Exercise description = Return a copy of each line that holds the string "JSON".

[Saved data entries]
====================
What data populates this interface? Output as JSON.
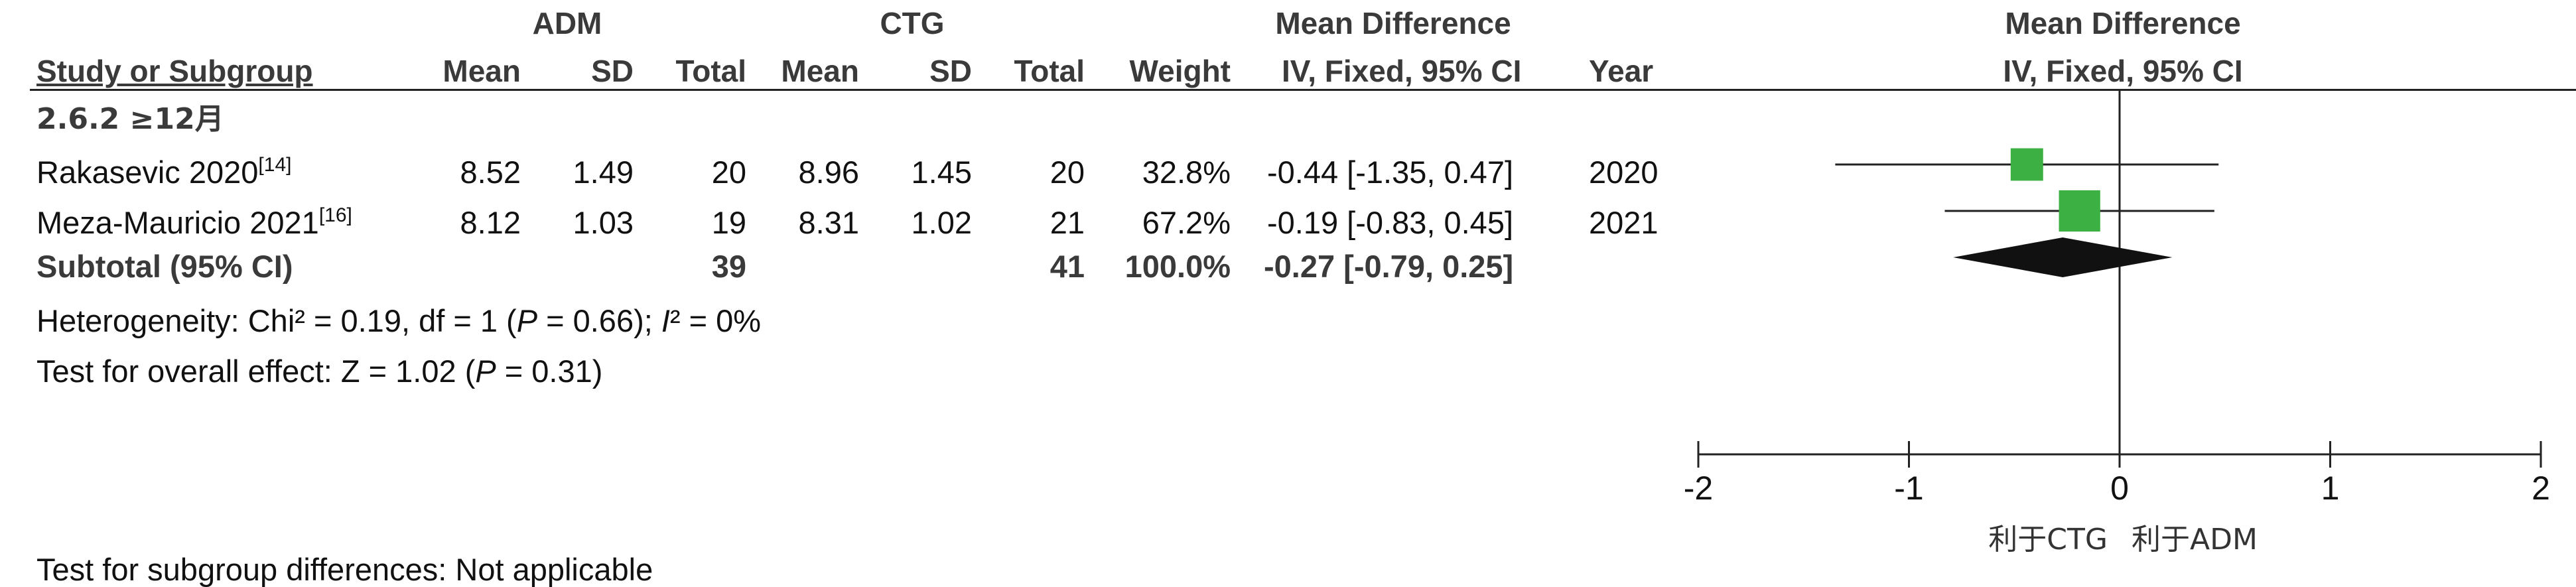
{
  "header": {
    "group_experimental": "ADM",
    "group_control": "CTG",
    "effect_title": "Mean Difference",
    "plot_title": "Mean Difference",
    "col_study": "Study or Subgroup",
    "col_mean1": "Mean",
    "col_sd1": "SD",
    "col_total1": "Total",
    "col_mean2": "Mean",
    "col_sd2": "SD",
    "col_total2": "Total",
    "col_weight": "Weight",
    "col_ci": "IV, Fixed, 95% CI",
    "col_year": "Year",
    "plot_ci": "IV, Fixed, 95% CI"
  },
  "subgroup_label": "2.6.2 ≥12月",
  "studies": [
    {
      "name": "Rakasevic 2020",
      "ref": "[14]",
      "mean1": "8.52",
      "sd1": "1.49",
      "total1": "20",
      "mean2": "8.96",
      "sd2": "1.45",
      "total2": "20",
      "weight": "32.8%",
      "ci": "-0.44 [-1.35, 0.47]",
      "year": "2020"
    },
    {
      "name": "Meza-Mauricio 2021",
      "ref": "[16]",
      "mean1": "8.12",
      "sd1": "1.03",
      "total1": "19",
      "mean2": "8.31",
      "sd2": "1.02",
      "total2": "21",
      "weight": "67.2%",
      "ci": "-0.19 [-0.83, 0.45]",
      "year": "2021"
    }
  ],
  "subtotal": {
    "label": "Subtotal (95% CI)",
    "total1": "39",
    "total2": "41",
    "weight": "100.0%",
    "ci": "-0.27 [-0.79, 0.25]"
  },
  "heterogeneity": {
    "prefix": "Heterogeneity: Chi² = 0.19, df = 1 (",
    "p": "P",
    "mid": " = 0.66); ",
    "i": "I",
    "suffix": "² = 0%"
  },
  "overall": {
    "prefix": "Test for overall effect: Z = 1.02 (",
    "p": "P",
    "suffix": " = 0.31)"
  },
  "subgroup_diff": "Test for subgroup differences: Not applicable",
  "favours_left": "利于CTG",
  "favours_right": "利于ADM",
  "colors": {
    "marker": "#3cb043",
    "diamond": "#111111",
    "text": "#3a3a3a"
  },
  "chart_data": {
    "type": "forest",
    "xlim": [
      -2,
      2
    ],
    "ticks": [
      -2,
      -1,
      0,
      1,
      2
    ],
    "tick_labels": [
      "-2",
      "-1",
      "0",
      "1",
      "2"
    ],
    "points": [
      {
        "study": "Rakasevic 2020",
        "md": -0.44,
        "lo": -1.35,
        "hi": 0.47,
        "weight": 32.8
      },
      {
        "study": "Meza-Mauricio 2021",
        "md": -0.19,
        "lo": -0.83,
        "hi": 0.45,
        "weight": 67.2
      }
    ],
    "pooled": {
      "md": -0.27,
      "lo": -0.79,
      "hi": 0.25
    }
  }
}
====================
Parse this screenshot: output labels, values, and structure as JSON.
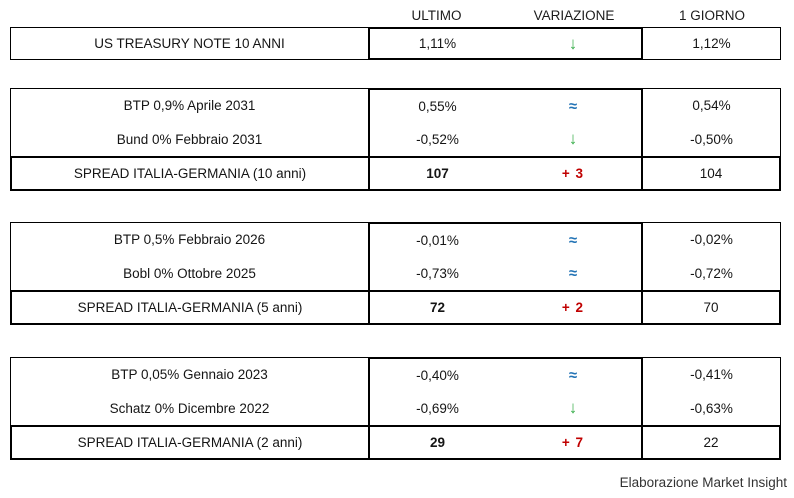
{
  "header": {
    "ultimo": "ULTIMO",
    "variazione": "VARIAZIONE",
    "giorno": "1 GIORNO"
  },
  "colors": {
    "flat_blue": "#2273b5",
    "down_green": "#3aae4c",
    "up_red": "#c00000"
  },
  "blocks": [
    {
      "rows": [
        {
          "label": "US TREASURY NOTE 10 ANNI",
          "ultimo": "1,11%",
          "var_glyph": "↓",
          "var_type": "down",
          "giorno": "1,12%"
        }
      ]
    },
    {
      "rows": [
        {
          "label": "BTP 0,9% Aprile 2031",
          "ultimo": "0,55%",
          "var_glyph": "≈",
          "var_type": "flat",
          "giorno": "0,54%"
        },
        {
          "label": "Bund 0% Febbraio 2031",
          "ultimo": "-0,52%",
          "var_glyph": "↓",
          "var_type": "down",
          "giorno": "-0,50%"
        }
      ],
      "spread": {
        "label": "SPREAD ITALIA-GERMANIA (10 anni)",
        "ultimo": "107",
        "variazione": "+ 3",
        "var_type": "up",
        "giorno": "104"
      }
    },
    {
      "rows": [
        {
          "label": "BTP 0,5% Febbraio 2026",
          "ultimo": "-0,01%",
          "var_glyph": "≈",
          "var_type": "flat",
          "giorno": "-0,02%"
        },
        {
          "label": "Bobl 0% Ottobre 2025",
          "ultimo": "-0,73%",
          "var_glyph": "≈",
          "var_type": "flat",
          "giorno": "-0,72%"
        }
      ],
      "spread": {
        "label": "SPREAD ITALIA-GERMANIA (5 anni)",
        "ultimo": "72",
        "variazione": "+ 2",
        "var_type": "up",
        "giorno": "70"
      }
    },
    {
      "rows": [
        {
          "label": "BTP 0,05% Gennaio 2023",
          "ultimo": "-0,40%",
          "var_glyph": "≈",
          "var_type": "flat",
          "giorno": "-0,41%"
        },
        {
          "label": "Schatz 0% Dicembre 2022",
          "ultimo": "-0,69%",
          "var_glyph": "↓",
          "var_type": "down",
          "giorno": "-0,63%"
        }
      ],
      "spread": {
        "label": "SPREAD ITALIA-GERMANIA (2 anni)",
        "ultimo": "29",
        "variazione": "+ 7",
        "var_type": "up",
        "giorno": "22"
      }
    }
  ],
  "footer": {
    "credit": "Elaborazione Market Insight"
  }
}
====================
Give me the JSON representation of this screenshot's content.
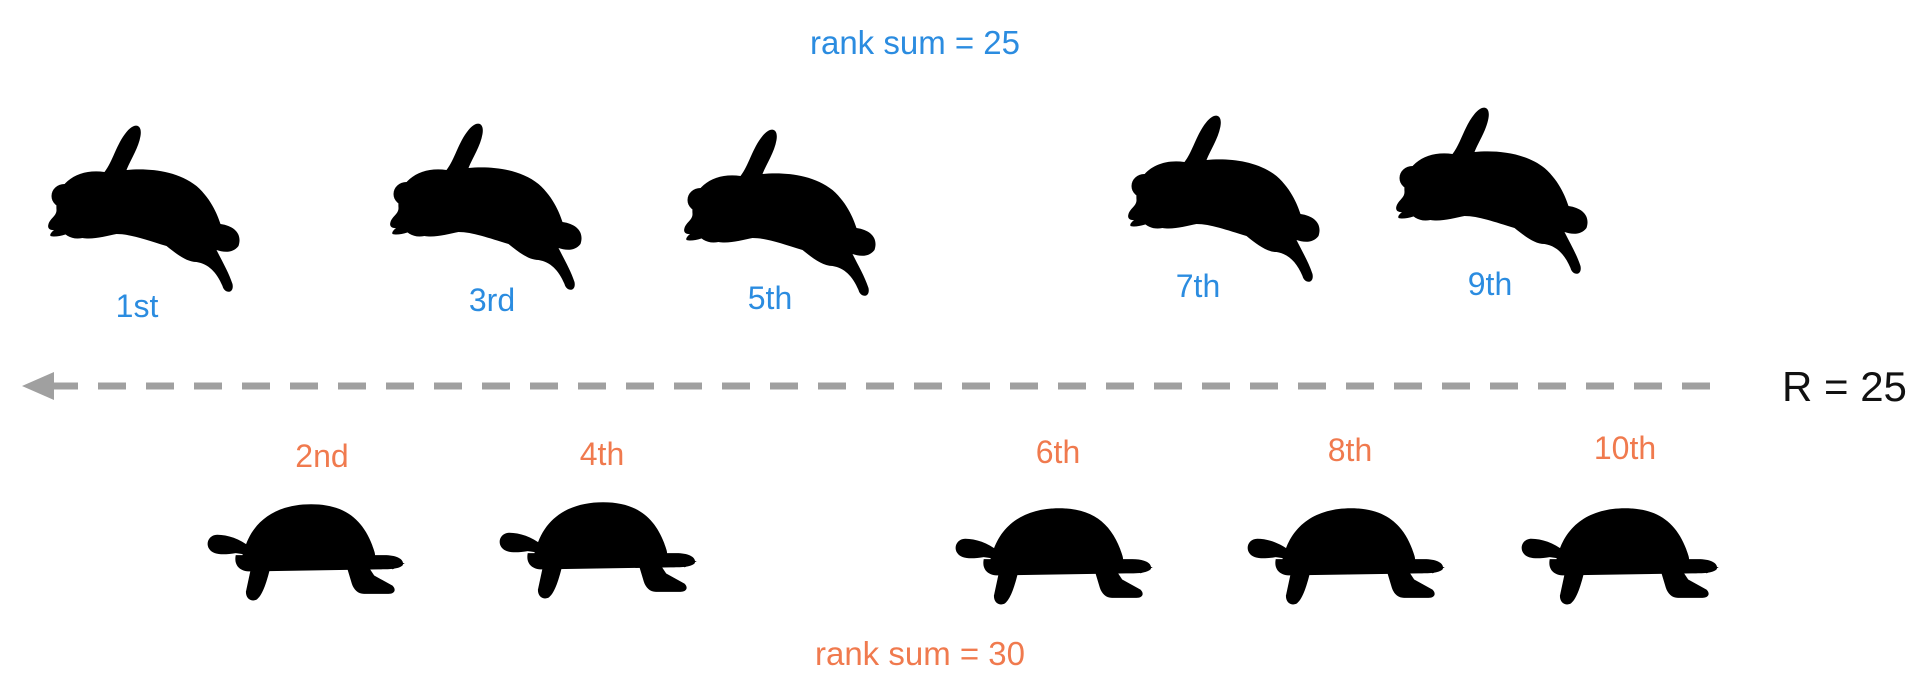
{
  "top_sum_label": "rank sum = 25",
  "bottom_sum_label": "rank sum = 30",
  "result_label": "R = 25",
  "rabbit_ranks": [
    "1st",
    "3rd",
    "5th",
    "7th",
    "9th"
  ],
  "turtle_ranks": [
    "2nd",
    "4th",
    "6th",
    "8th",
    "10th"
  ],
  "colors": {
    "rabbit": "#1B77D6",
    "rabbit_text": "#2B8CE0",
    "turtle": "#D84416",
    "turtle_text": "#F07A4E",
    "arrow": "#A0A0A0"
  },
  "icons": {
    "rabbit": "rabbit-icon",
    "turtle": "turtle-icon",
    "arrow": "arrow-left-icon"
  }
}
====================
Result of the task =
What data populates this interface? Output as JSON.
Parse this screenshot: output labels, values, and structure as JSON.
Give me the JSON representation of this screenshot's content.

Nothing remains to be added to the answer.